## EXERCISE
Search the listing below for "title". Copy each matching line.

──────── TASK INPUT ────────

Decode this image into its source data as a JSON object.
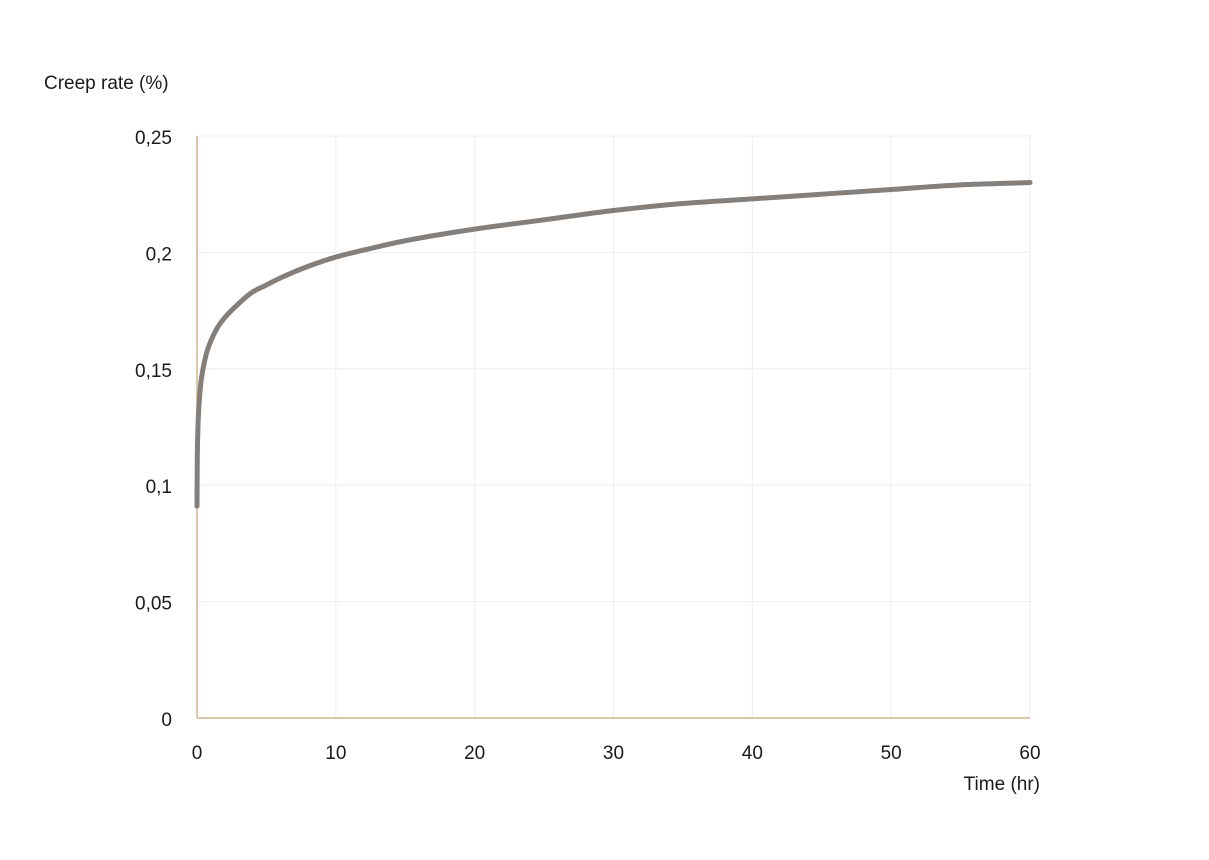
{
  "chart_data": {
    "type": "line",
    "title": "",
    "xlabel": "Time (hr)",
    "ylabel": "Creep rate (%)",
    "xlim": [
      0,
      60
    ],
    "ylim": [
      0,
      0.25
    ],
    "x_ticks": [
      0,
      10,
      20,
      30,
      40,
      50,
      60
    ],
    "x_tick_labels": [
      "0",
      "10",
      "20",
      "30",
      "40",
      "50",
      "60"
    ],
    "y_ticks": [
      0,
      0.05,
      0.1,
      0.15,
      0.2,
      0.25
    ],
    "y_tick_labels": [
      "0",
      "0,05",
      "0,1",
      "0,15",
      "0,2",
      "0,25"
    ],
    "grid": true,
    "legend": "none",
    "series": [
      {
        "x": [
          0,
          0.02,
          0.05,
          0.1,
          0.2,
          0.3,
          0.5,
          0.75,
          1,
          1.5,
          2,
          3,
          4,
          5,
          6,
          8,
          10,
          12,
          15,
          20,
          25,
          30,
          35,
          40,
          45,
          50,
          55,
          60
        ],
        "values": [
          0.091,
          0.112,
          0.121,
          0.13,
          0.139,
          0.145,
          0.152,
          0.158,
          0.162,
          0.168,
          0.172,
          0.178,
          0.183,
          0.186,
          0.189,
          0.194,
          0.198,
          0.201,
          0.205,
          0.21,
          0.214,
          0.218,
          0.221,
          0.223,
          0.225,
          0.227,
          0.229,
          0.23
        ]
      }
    ],
    "colors": {
      "line": "#857f7b",
      "axis": "#d4b28f",
      "grid": "#eeeeee"
    }
  }
}
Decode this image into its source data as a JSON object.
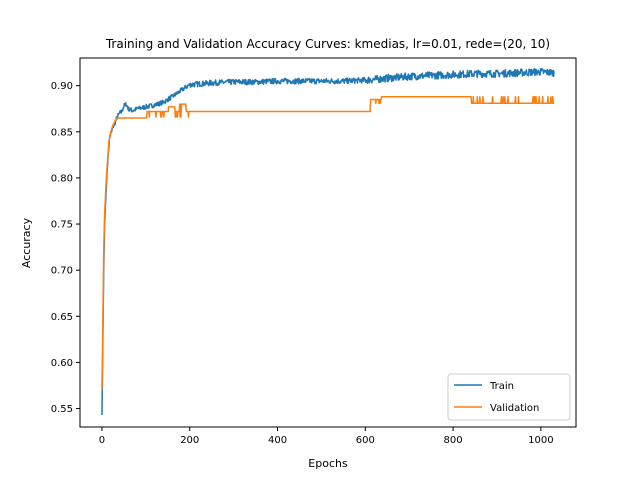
{
  "chart_data": {
    "type": "line",
    "title": "Training and Validation Accuracy Curves: kmedias, lr=0.01, rede=(20, 10)",
    "xlabel": "Epochs",
    "ylabel": "Accuracy",
    "xlim": [
      -50,
      1080
    ],
    "ylim": [
      0.53,
      0.93
    ],
    "xticks": [
      0,
      200,
      400,
      600,
      800,
      1000
    ],
    "yticks": [
      0.55,
      0.6,
      0.65,
      0.7,
      0.75,
      0.8,
      0.85,
      0.9
    ],
    "ytick_labels": [
      "0.55",
      "0.60",
      "0.65",
      "0.70",
      "0.75",
      "0.80",
      "0.85",
      "0.90"
    ],
    "grid": false,
    "legend_position": "lower-right",
    "epochs": 1030,
    "series": [
      {
        "name": "Train",
        "color": "#1f77b4",
        "points": [
          [
            0,
            0.543
          ],
          [
            2,
            0.62
          ],
          [
            4,
            0.7
          ],
          [
            6,
            0.75
          ],
          [
            8,
            0.77
          ],
          [
            10,
            0.79
          ],
          [
            12,
            0.81
          ],
          [
            15,
            0.83
          ],
          [
            18,
            0.845
          ],
          [
            22,
            0.85
          ],
          [
            26,
            0.856
          ],
          [
            30,
            0.86
          ],
          [
            35,
            0.866
          ],
          [
            40,
            0.87
          ],
          [
            45,
            0.872
          ],
          [
            50,
            0.878
          ],
          [
            55,
            0.88
          ],
          [
            60,
            0.875
          ],
          [
            70,
            0.873
          ],
          [
            80,
            0.875
          ],
          [
            90,
            0.876
          ],
          [
            100,
            0.877
          ],
          [
            120,
            0.879
          ],
          [
            140,
            0.882
          ],
          [
            160,
            0.888
          ],
          [
            175,
            0.893
          ],
          [
            190,
            0.898
          ],
          [
            200,
            0.901
          ],
          [
            250,
            0.903
          ],
          [
            300,
            0.904
          ],
          [
            350,
            0.904
          ],
          [
            400,
            0.905
          ],
          [
            450,
            0.905
          ],
          [
            500,
            0.905
          ],
          [
            550,
            0.905
          ],
          [
            600,
            0.906
          ],
          [
            650,
            0.908
          ],
          [
            700,
            0.91
          ],
          [
            750,
            0.911
          ],
          [
            800,
            0.912
          ],
          [
            850,
            0.913
          ],
          [
            900,
            0.913
          ],
          [
            950,
            0.914
          ],
          [
            1000,
            0.915
          ],
          [
            1030,
            0.914
          ]
        ]
      },
      {
        "name": "Validation",
        "color": "#ff7f0e",
        "points": [
          [
            0,
            0.57
          ],
          [
            2,
            0.64
          ],
          [
            4,
            0.72
          ],
          [
            6,
            0.76
          ],
          [
            8,
            0.78
          ],
          [
            10,
            0.8
          ],
          [
            13,
            0.82
          ],
          [
            16,
            0.84
          ],
          [
            20,
            0.85
          ],
          [
            25,
            0.857
          ],
          [
            30,
            0.862
          ],
          [
            35,
            0.865
          ],
          [
            100,
            0.865
          ],
          [
            102,
            0.872
          ],
          [
            150,
            0.872
          ],
          [
            152,
            0.877
          ],
          [
            165,
            0.877
          ],
          [
            167,
            0.872
          ],
          [
            175,
            0.872
          ],
          [
            177,
            0.88
          ],
          [
            190,
            0.88
          ],
          [
            192,
            0.872
          ],
          [
            610,
            0.872
          ],
          [
            612,
            0.885
          ],
          [
            635,
            0.885
          ],
          [
            637,
            0.888
          ],
          [
            840,
            0.888
          ],
          [
            842,
            0.881
          ],
          [
            1030,
            0.881
          ]
        ]
      }
    ]
  }
}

────────

## ANSWER TO THE TASK
    "title": "",
    "title": "Training and Validation Accuracy Curves: kmedias, lr=0.01, rede=(20, 10)",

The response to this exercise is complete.